From the listing below, select every line where the word "бесплатного" appears.

◆ ◆ ◆ ◆ ◆

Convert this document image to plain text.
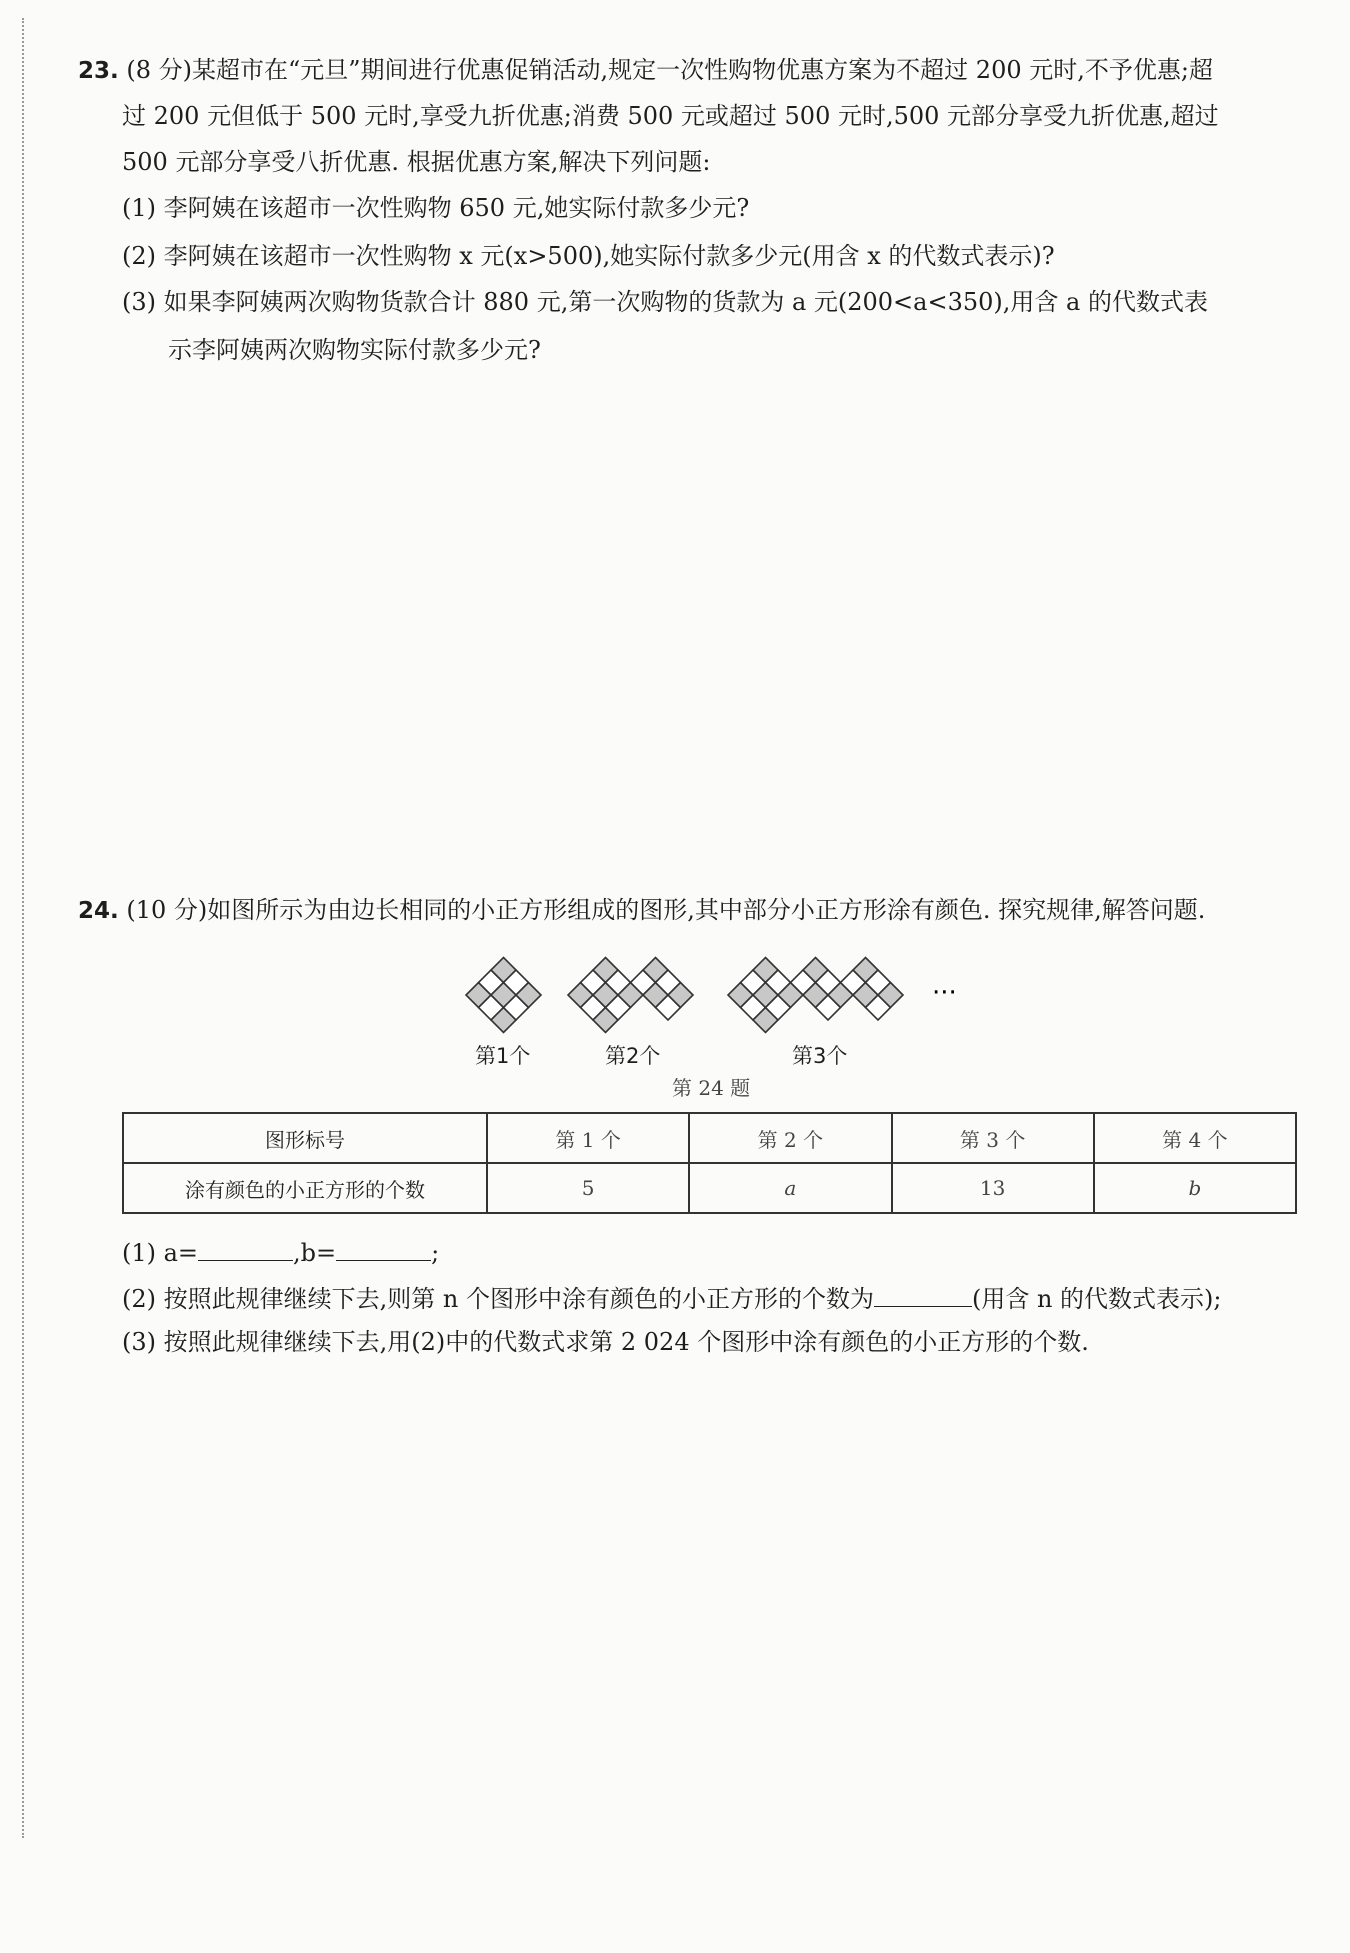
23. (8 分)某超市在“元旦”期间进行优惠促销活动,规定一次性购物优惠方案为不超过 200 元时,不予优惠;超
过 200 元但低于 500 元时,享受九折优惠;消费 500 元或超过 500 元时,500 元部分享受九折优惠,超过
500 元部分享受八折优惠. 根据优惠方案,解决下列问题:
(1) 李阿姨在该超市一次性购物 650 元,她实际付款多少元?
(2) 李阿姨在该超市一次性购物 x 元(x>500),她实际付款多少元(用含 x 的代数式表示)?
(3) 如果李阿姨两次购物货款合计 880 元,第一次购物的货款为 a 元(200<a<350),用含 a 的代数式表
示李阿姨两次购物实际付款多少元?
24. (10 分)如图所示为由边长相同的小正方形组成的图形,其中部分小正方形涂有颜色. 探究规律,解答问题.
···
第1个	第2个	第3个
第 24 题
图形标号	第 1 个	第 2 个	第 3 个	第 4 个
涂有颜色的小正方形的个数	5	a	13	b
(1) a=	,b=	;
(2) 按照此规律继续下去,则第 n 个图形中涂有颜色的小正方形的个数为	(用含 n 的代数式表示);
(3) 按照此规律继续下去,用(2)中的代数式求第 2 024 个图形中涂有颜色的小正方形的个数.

◆ ◆ ◆ ◆ ◆

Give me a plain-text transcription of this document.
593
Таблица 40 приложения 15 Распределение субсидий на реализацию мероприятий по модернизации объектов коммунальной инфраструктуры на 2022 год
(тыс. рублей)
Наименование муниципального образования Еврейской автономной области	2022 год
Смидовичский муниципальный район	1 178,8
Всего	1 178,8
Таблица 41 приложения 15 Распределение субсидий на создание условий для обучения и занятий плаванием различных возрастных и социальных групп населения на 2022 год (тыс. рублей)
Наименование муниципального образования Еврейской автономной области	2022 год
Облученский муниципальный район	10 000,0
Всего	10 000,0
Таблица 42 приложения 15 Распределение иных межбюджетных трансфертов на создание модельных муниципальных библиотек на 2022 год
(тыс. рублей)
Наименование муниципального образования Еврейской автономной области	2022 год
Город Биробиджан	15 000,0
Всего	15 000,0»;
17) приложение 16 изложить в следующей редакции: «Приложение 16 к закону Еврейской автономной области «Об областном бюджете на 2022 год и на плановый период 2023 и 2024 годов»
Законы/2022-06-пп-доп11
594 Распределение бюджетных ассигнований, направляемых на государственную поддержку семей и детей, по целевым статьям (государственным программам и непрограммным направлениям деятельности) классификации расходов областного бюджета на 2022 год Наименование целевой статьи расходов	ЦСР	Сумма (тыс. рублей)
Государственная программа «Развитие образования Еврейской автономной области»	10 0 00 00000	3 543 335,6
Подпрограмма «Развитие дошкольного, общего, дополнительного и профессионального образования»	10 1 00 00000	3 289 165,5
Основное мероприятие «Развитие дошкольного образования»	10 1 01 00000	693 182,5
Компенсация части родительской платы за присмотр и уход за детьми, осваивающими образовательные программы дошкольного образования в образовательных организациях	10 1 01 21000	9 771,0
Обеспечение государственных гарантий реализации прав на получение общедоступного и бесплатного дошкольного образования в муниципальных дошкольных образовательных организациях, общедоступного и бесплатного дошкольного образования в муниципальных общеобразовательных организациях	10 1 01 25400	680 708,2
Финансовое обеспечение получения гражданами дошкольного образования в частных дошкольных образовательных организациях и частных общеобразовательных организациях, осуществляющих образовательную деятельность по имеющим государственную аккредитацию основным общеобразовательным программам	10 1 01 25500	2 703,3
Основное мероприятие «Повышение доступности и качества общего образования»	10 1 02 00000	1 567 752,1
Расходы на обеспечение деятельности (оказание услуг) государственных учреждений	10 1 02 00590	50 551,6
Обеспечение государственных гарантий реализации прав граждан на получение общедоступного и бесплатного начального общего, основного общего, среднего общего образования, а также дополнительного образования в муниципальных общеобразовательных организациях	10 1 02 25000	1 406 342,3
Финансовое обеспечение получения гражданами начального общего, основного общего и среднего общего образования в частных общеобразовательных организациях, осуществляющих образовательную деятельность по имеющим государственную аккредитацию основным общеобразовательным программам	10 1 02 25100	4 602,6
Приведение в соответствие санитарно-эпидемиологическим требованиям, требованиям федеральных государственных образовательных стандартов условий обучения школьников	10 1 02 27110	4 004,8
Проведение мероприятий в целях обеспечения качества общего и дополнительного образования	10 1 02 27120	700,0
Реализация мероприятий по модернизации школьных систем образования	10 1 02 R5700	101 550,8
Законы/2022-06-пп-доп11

◆ ◆ ◆ ◆ ◆

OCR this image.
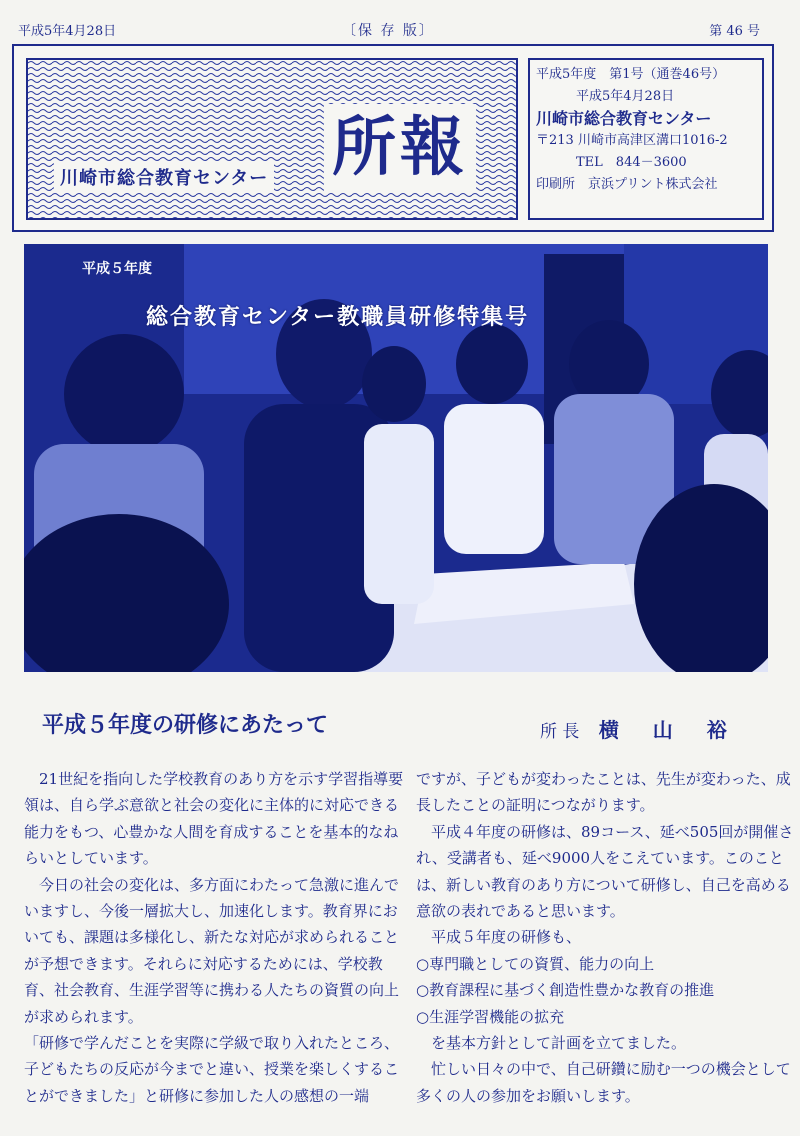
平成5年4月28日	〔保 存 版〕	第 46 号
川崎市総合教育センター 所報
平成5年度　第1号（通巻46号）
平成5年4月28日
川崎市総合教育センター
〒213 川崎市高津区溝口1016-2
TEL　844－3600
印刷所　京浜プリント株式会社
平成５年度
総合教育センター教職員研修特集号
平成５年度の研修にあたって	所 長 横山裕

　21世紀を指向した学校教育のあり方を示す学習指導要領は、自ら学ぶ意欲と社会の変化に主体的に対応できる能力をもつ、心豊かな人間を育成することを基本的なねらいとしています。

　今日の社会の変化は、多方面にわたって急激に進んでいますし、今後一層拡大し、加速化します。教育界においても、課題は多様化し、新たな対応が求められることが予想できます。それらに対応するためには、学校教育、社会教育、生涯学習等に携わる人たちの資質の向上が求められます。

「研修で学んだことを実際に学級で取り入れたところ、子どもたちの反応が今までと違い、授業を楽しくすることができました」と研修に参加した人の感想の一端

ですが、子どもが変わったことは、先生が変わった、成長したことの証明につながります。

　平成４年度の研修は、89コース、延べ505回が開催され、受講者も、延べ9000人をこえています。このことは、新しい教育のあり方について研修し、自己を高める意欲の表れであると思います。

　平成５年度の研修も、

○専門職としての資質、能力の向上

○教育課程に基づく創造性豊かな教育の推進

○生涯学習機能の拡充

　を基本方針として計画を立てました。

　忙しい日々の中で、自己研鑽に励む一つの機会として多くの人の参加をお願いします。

◆ ◆ ◆ ◆ ◆

SOLUTION TO THE PROBLEM:
Обеспечение государственных гарантий реализации прав на получение общедоступного и бесплатного дошкольного образования в муниципальных дошкольных образовательных организациях, общедоступного и бесплатного дошкольного образования в муниципальных общеобразовательных организациях	10 1 01 25400	680 708,2
Обеспечение государственных гарантий реализации прав граждан на получение общедоступного и бесплатного начального общего, основного общего, среднего общего образования, а также дополнительного образования в муниципальных общеобразовательных организациях	10 1 02 25000	1 406 342,3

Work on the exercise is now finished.